* Instructions to follow
Output all of the records exactly as written.
--- Start Given records ---
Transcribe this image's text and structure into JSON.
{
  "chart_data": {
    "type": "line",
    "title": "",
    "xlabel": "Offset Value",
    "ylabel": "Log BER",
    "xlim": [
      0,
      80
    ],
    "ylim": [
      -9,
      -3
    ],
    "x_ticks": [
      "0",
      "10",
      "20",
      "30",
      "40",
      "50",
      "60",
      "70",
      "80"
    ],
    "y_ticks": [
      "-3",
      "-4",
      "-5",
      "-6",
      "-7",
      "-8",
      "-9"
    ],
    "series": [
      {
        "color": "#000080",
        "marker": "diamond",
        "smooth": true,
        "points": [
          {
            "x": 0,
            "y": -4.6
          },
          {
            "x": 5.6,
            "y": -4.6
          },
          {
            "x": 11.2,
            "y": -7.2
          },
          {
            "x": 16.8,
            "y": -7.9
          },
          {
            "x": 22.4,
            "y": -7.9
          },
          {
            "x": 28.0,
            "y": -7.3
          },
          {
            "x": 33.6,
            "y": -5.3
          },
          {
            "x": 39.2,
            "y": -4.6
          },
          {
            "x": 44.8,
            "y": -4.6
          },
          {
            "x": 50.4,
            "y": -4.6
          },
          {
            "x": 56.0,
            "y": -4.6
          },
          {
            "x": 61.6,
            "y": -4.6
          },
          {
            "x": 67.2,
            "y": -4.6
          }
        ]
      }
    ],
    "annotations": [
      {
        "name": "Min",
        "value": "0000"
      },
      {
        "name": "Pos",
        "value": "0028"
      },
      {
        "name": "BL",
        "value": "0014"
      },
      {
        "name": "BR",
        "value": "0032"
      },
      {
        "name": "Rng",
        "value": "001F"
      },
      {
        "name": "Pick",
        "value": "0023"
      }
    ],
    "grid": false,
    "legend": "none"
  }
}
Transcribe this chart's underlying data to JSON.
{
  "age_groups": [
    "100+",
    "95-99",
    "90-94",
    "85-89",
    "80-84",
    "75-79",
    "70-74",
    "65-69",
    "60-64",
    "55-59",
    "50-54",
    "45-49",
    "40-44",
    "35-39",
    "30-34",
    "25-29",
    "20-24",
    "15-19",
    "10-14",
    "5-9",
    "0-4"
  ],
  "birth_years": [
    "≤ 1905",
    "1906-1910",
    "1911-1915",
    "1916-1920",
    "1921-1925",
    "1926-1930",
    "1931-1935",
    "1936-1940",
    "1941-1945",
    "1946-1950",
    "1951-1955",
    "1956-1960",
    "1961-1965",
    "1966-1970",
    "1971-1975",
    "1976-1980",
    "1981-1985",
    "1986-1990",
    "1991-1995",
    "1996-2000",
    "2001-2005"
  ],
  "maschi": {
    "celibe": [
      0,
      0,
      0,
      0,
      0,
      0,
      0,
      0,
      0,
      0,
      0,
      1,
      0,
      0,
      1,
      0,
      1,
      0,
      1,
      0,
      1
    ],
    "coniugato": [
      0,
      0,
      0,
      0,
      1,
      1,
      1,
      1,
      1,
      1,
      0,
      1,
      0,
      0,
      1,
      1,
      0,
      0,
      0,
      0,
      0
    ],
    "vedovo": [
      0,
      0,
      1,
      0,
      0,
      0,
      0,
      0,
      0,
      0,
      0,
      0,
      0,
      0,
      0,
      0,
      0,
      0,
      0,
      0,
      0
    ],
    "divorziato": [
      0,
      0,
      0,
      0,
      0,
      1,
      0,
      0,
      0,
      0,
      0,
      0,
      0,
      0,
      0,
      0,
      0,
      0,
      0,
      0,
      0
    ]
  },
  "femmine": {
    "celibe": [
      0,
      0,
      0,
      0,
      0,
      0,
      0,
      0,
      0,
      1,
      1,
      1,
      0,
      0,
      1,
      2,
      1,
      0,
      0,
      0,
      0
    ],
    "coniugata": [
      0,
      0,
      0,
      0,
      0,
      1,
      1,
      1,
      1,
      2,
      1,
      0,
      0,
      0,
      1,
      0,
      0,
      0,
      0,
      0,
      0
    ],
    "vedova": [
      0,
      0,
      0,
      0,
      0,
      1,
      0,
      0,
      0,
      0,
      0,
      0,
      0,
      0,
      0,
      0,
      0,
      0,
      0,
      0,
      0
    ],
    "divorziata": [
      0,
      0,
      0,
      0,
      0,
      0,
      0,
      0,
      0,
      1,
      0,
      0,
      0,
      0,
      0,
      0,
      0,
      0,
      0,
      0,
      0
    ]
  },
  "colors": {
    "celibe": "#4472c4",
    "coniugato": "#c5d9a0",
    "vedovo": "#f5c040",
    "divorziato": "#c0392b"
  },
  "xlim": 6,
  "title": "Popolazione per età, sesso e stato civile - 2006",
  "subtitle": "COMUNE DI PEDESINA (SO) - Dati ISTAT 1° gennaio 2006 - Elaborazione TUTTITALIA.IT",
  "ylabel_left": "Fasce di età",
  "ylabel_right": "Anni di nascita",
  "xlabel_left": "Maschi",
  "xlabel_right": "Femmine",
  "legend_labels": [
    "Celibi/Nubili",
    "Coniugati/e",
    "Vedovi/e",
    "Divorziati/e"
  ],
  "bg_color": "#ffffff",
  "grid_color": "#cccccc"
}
--- End Given records ---
* Output of the exercise
Transcribe this image's text and structure into JSON.
{
  "chart_data": {
    "type": "line",
    "title": "",
    "xlabel": "Offset Value",
    "ylabel": "Log BER",
    "xlim": [
      0,
      80
    ],
    "ylim": [
      -9,
      -3
    ],
    "x_ticks": [
      "0",
      "10",
      "20",
      "30",
      "40",
      "50",
      "60",
      "70",
      "80"
    ],
    "y_ticks": [
      "-3",
      "-4",
      "-5",
      "-6",
      "-7",
      "-8",
      "-9"
    ],
    "series": [
      {
        "color": "#000080",
        "marker": "diamond",
        "smooth": true,
        "points": [
          {
            "x": 0,
            "y": -4.6
          },
          {
            "x": 5.6,
            "y": -4.6
          },
          {
            "x": 11.2,
            "y": -7.2
          },
          {
            "x": 16.8,
            "y": -7.9
          },
          {
            "x": 22.4,
            "y": -7.9
          },
          {
            "x": 28.0,
            "y": -7.3
          },
          {
            "x": 33.6,
            "y": -5.3
          },
          {
            "x": 39.2,
            "y": -4.6
          },
          {
            "x": 44.8,
            "y": -4.6
          },
          {
            "x": 50.4,
            "y": -4.6
          },
          {
            "x": 56.0,
            "y": -4.6
          },
          {
            "x": 61.6,
            "y": -4.6
          },
          {
            "x": 67.2,
            "y": -4.6
          }
        ]
      }
    ],
    "annotations": [
      {
        "name": "Min",
        "value": "0000"
      },
      {
        "name": "Pos",
        "value": "0028"
      },
      {
        "name": "BL",
        "value": "0014"
      },
      {
        "name": "BR",
        "value": "0032"
      },
      {
        "name": "Rng",
        "value": "001F"
      },
      {
        "name": "Pick",
        "value": "0023"
      }
    ],
    "grid": false,
    "legend": "none"
  }
}
Transcribe this chart's underlying data to JSON.
{
  "age_groups": [
    "100+",
    "95-99",
    "90-94",
    "85-89",
    "80-84",
    "75-79",
    "70-74",
    "65-69",
    "60-64",
    "55-59",
    "50-54",
    "45-49",
    "40-44",
    "35-39",
    "30-34",
    "25-29",
    "20-24",
    "15-19",
    "10-14",
    "5-9",
    "0-4"
  ],
  "birth_years": [
    "≤ 1905",
    "1906-1910",
    "1911-1915",
    "1916-1920",
    "1921-1925",
    "1926-1930",
    "1931-1935",
    "1936-1940",
    "1941-1945",
    "1946-1950",
    "1951-1955",
    "1956-1960",
    "1961-1965",
    "1966-1970",
    "1971-1975",
    "1976-1980",
    "1981-1985",
    "1986-1990",
    "1991-1995",
    "1996-2000",
    "2001-2005"
  ],
  "maschi": {
    "celibe": [
      0,
      0,
      0,
      0,
      0,
      0,
      0,
      0,
      0,
      0,
      0,
      1,
      0,
      0,
      1,
      0,
      1,
      0,
      1,
      0,
      1
    ],
    "coniugato": [
      0,
      0,
      0,
      0,
      1,
      1,
      1,
      1,
      1,
      1,
      0,
      1,
      0,
      0,
      1,
      1,
      0,
      0,
      0,
      0,
      0
    ],
    "vedovo": [
      0,
      0,
      1,
      0,
      0,
      0,
      0,
      0,
      0,
      0,
      0,
      0,
      0,
      0,
      0,
      0,
      0,
      0,
      0,
      0,
      0
    ],
    "divorziato": [
      0,
      0,
      0,
      0,
      0,
      1,
      0,
      0,
      0,
      0,
      0,
      0,
      0,
      0,
      0,
      0,
      0,
      0,
      0,
      0,
      0
    ]
  },
  "femmine": {
    "celibe": [
      0,
      0,
      0,
      0,
      0,
      0,
      0,
      0,
      0,
      1,
      1,
      1,
      0,
      0,
      1,
      2,
      1,
      0,
      0,
      0,
      0
    ],
    "coniugata": [
      0,
      0,
      0,
      0,
      0,
      1,
      1,
      1,
      1,
      2,
      1,
      0,
      0,
      0,
      1,
      0,
      0,
      0,
      0,
      0,
      0
    ],
    "vedova": [
      0,
      0,
      0,
      0,
      0,
      1,
      0,
      0,
      0,
      0,
      0,
      0,
      0,
      0,
      0,
      0,
      0,
      0,
      0,
      0,
      0
    ],
    "divorziata": [
      0,
      0,
      0,
      0,
      0,
      0,
      0,
      0,
      0,
      1,
      0,
      0,
      0,
      0,
      0,
      0,
      0,
      0,
      0,
      0,
      0
    ]
  },
  "colors": {
    "celibe": "#4472c4",
    "coniugato": "#c5d9a0",
    "vedovo": "#f5c040",
    "divorziato": "#c0392b"
  },
  "xlim": 6,
  "title": "Popolazione per età, sesso e stato civile - 2006",
  "subtitle": "COMUNE DI PEDESINA (SO) - Dati ISTAT 1° gennaio 2006 - Elaborazione TUTTITALIA.IT",
  "ylabel_left": "Fasce di età",
  "ylabel_right": "Anni di nascita",
  "xlabel_left": "Maschi",
  "xlabel_right": "Femmine",
  "legend_labels": [
    "Celibi/Nubili",
    "Coniugati/e",
    "Vedovi/e",
    "Divorziati/e"
  ],
  "bg_color": "#ffffff",
  "grid_color": "#cccccc"
}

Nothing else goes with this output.